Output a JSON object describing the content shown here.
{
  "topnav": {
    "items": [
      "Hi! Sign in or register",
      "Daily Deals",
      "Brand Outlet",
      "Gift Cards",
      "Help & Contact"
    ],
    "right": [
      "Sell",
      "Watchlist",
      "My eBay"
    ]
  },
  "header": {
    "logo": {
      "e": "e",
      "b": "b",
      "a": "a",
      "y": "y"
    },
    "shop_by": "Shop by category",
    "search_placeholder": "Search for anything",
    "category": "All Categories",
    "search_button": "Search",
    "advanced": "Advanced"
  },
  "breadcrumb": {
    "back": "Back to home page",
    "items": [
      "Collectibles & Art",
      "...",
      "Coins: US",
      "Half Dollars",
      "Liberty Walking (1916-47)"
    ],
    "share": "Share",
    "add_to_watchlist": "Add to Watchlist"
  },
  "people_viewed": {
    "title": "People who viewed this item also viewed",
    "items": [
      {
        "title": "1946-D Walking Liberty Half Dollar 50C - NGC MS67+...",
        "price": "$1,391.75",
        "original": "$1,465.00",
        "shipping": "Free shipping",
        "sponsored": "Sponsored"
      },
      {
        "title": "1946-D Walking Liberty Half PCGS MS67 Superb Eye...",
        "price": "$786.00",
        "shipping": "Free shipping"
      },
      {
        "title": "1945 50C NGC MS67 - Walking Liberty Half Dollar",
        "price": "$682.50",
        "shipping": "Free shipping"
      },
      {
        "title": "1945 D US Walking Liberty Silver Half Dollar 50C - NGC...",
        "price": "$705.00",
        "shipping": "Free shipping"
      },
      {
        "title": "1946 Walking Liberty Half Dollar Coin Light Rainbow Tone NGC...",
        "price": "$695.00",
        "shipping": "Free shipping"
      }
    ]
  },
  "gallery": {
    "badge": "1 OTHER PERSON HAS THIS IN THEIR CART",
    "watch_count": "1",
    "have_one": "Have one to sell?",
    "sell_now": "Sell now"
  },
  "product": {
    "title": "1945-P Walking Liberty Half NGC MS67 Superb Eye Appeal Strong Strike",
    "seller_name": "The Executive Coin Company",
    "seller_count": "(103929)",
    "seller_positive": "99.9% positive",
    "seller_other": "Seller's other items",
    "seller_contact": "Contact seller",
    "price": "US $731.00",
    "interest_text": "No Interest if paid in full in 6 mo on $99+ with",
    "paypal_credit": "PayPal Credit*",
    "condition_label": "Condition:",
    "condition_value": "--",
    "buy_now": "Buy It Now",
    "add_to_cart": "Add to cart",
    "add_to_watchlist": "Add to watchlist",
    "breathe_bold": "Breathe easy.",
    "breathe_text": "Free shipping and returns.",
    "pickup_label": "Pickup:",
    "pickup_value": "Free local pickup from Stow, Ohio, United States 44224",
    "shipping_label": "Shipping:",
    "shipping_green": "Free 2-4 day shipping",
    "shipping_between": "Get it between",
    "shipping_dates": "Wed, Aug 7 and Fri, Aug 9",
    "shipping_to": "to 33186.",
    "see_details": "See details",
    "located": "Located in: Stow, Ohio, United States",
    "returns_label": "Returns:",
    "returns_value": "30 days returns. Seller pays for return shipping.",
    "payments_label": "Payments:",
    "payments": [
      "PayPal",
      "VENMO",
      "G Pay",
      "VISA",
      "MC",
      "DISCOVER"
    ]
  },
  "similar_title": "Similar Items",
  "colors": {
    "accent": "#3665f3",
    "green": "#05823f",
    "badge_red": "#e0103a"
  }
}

::::

__Direction__
Repeat the data exactly. Leave nothing out.

__Expected answer__
Output a JSON object describing the content shown here.
{
  "topnav": {
    "items": [
      "Hi! Sign in or register",
      "Daily Deals",
      "Brand Outlet",
      "Gift Cards",
      "Help & Contact"
    ],
    "right": [
      "Sell",
      "Watchlist",
      "My eBay"
    ]
  },
  "header": {
    "logo": {
      "e": "e",
      "b": "b",
      "a": "a",
      "y": "y"
    },
    "shop_by": "Shop by category",
    "search_placeholder": "Search for anything",
    "category": "All Categories",
    "search_button": "Search",
    "advanced": "Advanced"
  },
  "breadcrumb": {
    "back": "Back to home page",
    "items": [
      "Collectibles & Art",
      "...",
      "Coins: US",
      "Half Dollars",
      "Liberty Walking (1916-47)"
    ],
    "share": "Share",
    "add_to_watchlist": "Add to Watchlist"
  },
  "people_viewed": {
    "title": "People who viewed this item also viewed",
    "items": [
      {
        "title": "1946-D Walking Liberty Half Dollar 50C - NGC MS67+...",
        "price": "$1,391.75",
        "original": "$1,465.00",
        "shipping": "Free shipping",
        "sponsored": "Sponsored"
      },
      {
        "title": "1946-D Walking Liberty Half PCGS MS67 Superb Eye...",
        "price": "$786.00",
        "shipping": "Free shipping"
      },
      {
        "title": "1945 50C NGC MS67 - Walking Liberty Half Dollar",
        "price": "$682.50",
        "shipping": "Free shipping"
      },
      {
        "title": "1945 D US Walking Liberty Silver Half Dollar 50C - NGC...",
        "price": "$705.00",
        "shipping": "Free shipping"
      },
      {
        "title": "1946 Walking Liberty Half Dollar Coin Light Rainbow Tone NGC...",
        "price": "$695.00",
        "shipping": "Free shipping"
      }
    ]
  },
  "gallery": {
    "badge": "1 OTHER PERSON HAS THIS IN THEIR CART",
    "watch_count": "1",
    "have_one": "Have one to sell?",
    "sell_now": "Sell now"
  },
  "product": {
    "title": "1945-P Walking Liberty Half NGC MS67 Superb Eye Appeal Strong Strike",
    "seller_name": "The Executive Coin Company",
    "seller_count": "(103929)",
    "seller_positive": "99.9% positive",
    "seller_other": "Seller's other items",
    "seller_contact": "Contact seller",
    "price": "US $731.00",
    "interest_text": "No Interest if paid in full in 6 mo on $99+ with",
    "paypal_credit": "PayPal Credit*",
    "condition_label": "Condition:",
    "condition_value": "--",
    "buy_now": "Buy It Now",
    "add_to_cart": "Add to cart",
    "add_to_watchlist": "Add to watchlist",
    "breathe_bold": "Breathe easy.",
    "breathe_text": "Free shipping and returns.",
    "pickup_label": "Pickup:",
    "pickup_value": "Free local pickup from Stow, Ohio, United States 44224",
    "shipping_label": "Shipping:",
    "shipping_green": "Free 2-4 day shipping",
    "shipping_between": "Get it between",
    "shipping_dates": "Wed, Aug 7 and Fri, Aug 9",
    "shipping_to": "to 33186.",
    "see_details": "See details",
    "located": "Located in: Stow, Ohio, United States",
    "returns_label": "Returns:",
    "returns_value": "30 days returns. Seller pays for return shipping.",
    "payments_label": "Payments:",
    "payments": [
      "PayPal",
      "VENMO",
      "G Pay",
      "VISA",
      "MC",
      "DISCOVER"
    ]
  },
  "similar_title": "Similar Items",
  "colors": {
    "accent": "#3665f3",
    "green": "#05823f",
    "badge_red": "#e0103a"
  }
}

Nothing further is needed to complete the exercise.